(Figure data in JSON)
◆ ◆ ◆ ◆
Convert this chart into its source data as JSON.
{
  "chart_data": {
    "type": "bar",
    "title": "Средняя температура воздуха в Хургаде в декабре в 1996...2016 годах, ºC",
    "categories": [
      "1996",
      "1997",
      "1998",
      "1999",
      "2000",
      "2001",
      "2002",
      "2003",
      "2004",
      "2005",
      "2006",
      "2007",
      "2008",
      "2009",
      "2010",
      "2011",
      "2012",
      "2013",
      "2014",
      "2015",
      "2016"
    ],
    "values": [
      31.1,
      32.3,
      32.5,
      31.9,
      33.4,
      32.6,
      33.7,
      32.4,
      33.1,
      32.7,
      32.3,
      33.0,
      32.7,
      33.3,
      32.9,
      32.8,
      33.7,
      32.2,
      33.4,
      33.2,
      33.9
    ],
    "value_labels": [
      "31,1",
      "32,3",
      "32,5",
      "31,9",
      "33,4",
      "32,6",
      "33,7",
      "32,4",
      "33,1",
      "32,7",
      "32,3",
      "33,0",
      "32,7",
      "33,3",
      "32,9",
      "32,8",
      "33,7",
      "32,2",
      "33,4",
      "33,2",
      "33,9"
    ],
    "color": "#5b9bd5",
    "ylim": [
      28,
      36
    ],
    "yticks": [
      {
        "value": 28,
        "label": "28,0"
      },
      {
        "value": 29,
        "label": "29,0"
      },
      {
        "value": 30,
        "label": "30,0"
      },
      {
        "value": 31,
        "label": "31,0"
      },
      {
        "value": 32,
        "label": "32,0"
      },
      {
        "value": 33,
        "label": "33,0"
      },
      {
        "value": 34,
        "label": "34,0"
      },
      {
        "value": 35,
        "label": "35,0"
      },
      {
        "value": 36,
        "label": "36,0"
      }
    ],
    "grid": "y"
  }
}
◆ ◆ ◆ ◆
STATED EXERCISE: Copy out all of the lines above exactly.

RESULT FOR THIS TASK:
Convert this chart into its source data as JSON.
{
  "chart_data": {
    "type": "bar",
    "title": "Средняя температура воздуха в Хургаде в декабре в 1996...2016 годах, ºC",
    "categories": [
      "1996",
      "1997",
      "1998",
      "1999",
      "2000",
      "2001",
      "2002",
      "2003",
      "2004",
      "2005",
      "2006",
      "2007",
      "2008",
      "2009",
      "2010",
      "2011",
      "2012",
      "2013",
      "2014",
      "2015",
      "2016"
    ],
    "values": [
      31.1,
      32.3,
      32.5,
      31.9,
      33.4,
      32.6,
      33.7,
      32.4,
      33.1,
      32.7,
      32.3,
      33.0,
      32.7,
      33.3,
      32.9,
      32.8,
      33.7,
      32.2,
      33.4,
      33.2,
      33.9
    ],
    "value_labels": [
      "31,1",
      "32,3",
      "32,5",
      "31,9",
      "33,4",
      "32,6",
      "33,7",
      "32,4",
      "33,1",
      "32,7",
      "32,3",
      "33,0",
      "32,7",
      "33,3",
      "32,9",
      "32,8",
      "33,7",
      "32,2",
      "33,4",
      "33,2",
      "33,9"
    ],
    "color": "#5b9bd5",
    "ylim": [
      28,
      36
    ],
    "yticks": [
      {
        "value": 28,
        "label": "28,0"
      },
      {
        "value": 29,
        "label": "29,0"
      },
      {
        "value": 30,
        "label": "30,0"
      },
      {
        "value": 31,
        "label": "31,0"
      },
      {
        "value": 32,
        "label": "32,0"
      },
      {
        "value": 33,
        "label": "33,0"
      },
      {
        "value": 34,
        "label": "34,0"
      },
      {
        "value": 35,
        "label": "35,0"
      },
      {
        "value": 36,
        "label": "36,0"
      }
    ],
    "grid": "y"
  }
}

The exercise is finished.